AIM →
From the entries below, gather every line containing the string "this".

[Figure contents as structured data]
◆ ◆ ◆
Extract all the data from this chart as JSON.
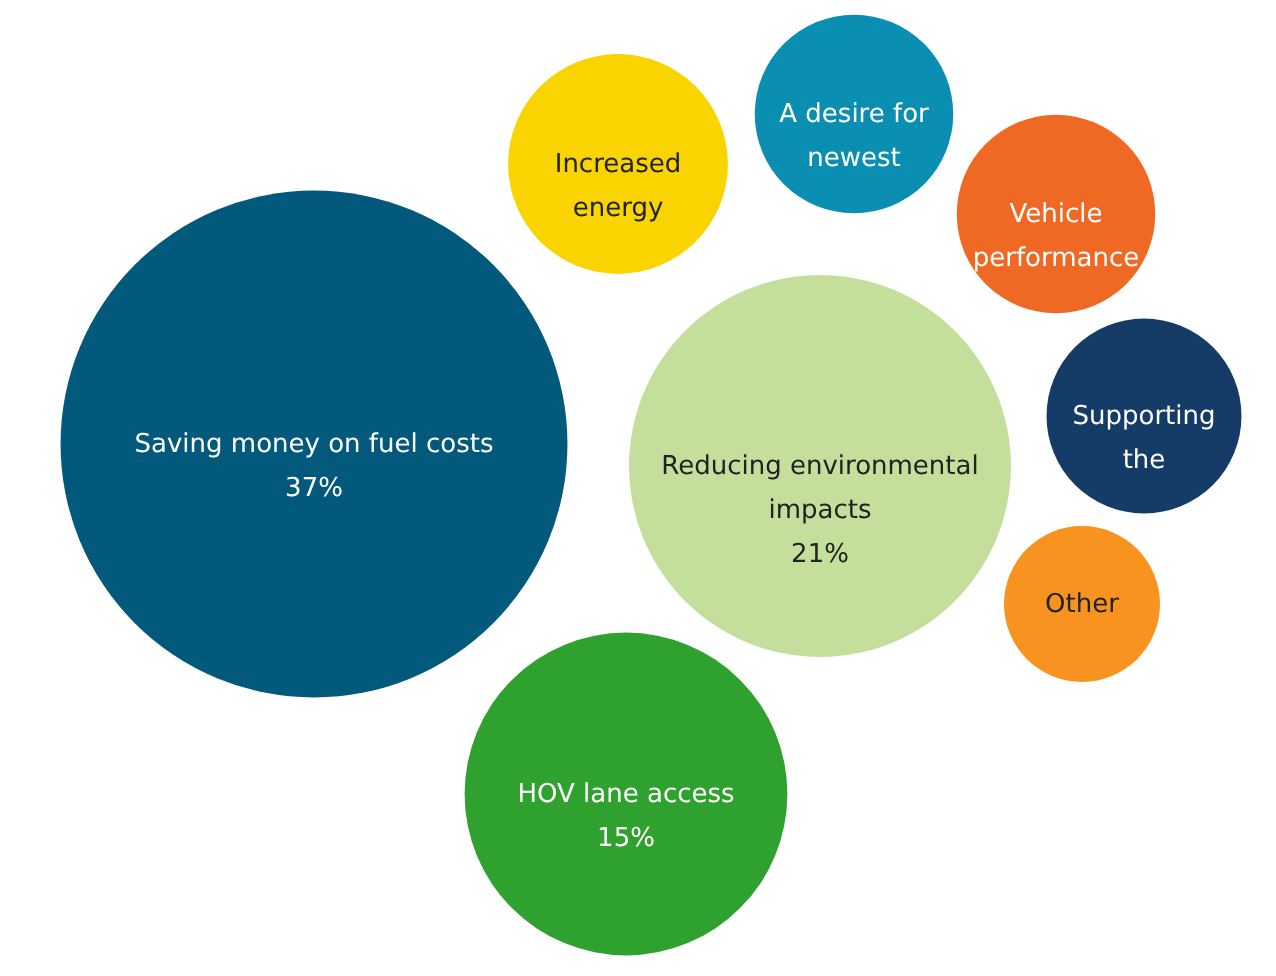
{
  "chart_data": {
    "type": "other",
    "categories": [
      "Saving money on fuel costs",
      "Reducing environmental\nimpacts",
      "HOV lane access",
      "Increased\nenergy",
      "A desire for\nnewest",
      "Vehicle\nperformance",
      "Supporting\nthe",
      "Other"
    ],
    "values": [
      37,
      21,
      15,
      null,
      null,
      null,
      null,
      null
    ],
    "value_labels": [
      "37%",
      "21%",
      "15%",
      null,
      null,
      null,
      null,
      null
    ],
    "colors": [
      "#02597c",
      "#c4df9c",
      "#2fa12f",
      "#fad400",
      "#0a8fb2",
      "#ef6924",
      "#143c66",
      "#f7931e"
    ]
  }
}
◆ ◆ ◆
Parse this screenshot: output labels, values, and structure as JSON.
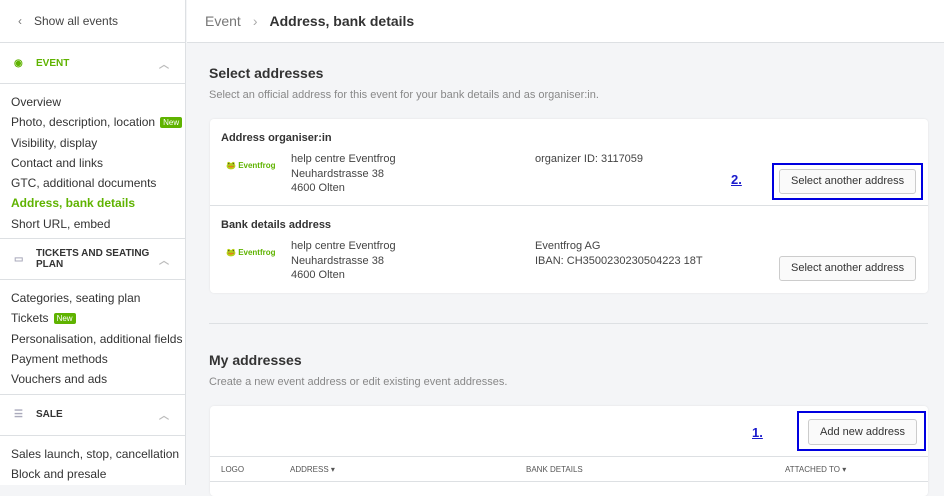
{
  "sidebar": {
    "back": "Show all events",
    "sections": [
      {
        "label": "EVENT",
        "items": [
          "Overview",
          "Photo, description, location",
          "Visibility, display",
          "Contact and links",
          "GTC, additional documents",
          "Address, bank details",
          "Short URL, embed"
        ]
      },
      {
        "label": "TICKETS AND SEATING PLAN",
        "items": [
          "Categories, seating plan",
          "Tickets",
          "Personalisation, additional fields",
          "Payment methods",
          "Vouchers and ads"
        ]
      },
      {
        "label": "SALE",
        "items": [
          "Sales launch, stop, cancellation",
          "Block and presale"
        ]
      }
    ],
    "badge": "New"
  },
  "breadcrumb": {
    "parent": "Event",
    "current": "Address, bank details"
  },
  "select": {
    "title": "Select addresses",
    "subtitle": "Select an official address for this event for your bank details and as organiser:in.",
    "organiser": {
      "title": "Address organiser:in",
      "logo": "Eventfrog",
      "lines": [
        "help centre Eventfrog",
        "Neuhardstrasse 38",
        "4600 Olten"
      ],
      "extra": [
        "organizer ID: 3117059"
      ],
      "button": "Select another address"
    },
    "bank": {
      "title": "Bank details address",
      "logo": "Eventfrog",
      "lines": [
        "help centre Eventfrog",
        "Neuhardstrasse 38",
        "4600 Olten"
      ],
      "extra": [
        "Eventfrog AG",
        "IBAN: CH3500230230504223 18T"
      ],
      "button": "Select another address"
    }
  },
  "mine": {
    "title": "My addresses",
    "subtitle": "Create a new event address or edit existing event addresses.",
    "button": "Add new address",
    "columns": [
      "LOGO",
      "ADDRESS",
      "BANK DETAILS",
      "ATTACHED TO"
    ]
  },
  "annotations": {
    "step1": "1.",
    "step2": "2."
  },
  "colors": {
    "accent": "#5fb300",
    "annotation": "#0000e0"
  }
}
◆ ◆ ◆
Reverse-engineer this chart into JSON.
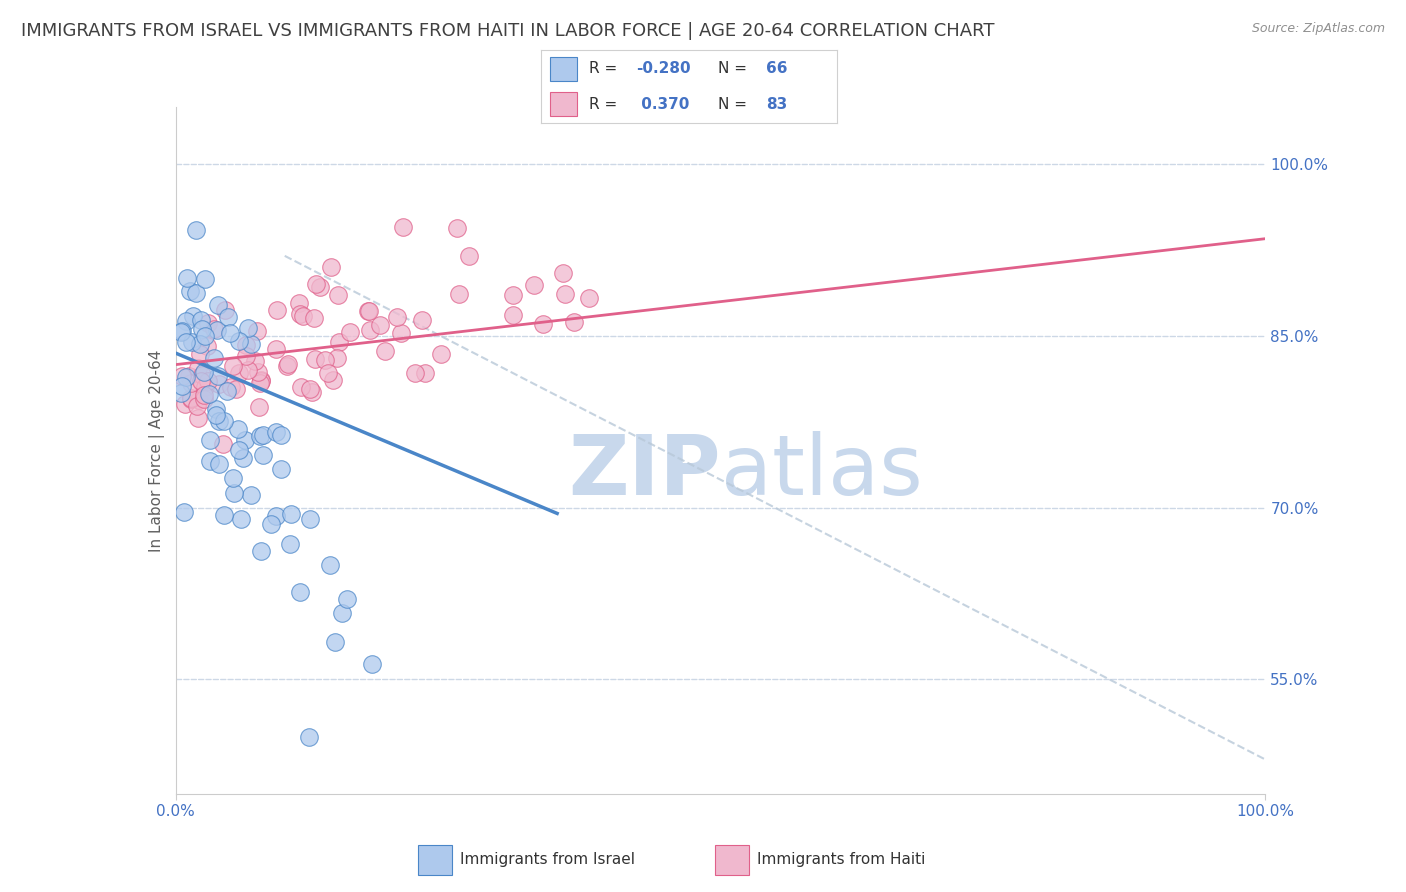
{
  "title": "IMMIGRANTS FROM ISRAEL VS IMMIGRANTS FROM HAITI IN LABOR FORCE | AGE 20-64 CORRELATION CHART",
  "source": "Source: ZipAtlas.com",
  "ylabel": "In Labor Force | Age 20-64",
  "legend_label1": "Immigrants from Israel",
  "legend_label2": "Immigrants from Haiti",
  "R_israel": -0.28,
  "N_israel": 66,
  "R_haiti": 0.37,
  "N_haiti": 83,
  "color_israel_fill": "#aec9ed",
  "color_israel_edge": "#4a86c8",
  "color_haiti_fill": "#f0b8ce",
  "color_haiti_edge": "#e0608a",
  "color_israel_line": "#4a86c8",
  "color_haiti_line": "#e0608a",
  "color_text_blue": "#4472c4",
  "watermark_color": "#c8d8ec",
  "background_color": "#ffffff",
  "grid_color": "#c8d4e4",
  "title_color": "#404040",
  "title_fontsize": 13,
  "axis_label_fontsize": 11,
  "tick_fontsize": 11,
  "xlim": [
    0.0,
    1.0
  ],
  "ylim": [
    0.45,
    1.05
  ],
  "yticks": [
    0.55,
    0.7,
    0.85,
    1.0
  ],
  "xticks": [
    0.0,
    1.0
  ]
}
◆ ◆ ◆
CORRECT OUTPUT →
Extract all the data from this chart as JSON.
Parse this screenshot: output labels, values, and structure as JSON.
    "subtitle": "Select an official address for this event for your bank details and as organiser:in.",
Reverse-engineer this chart into JSON.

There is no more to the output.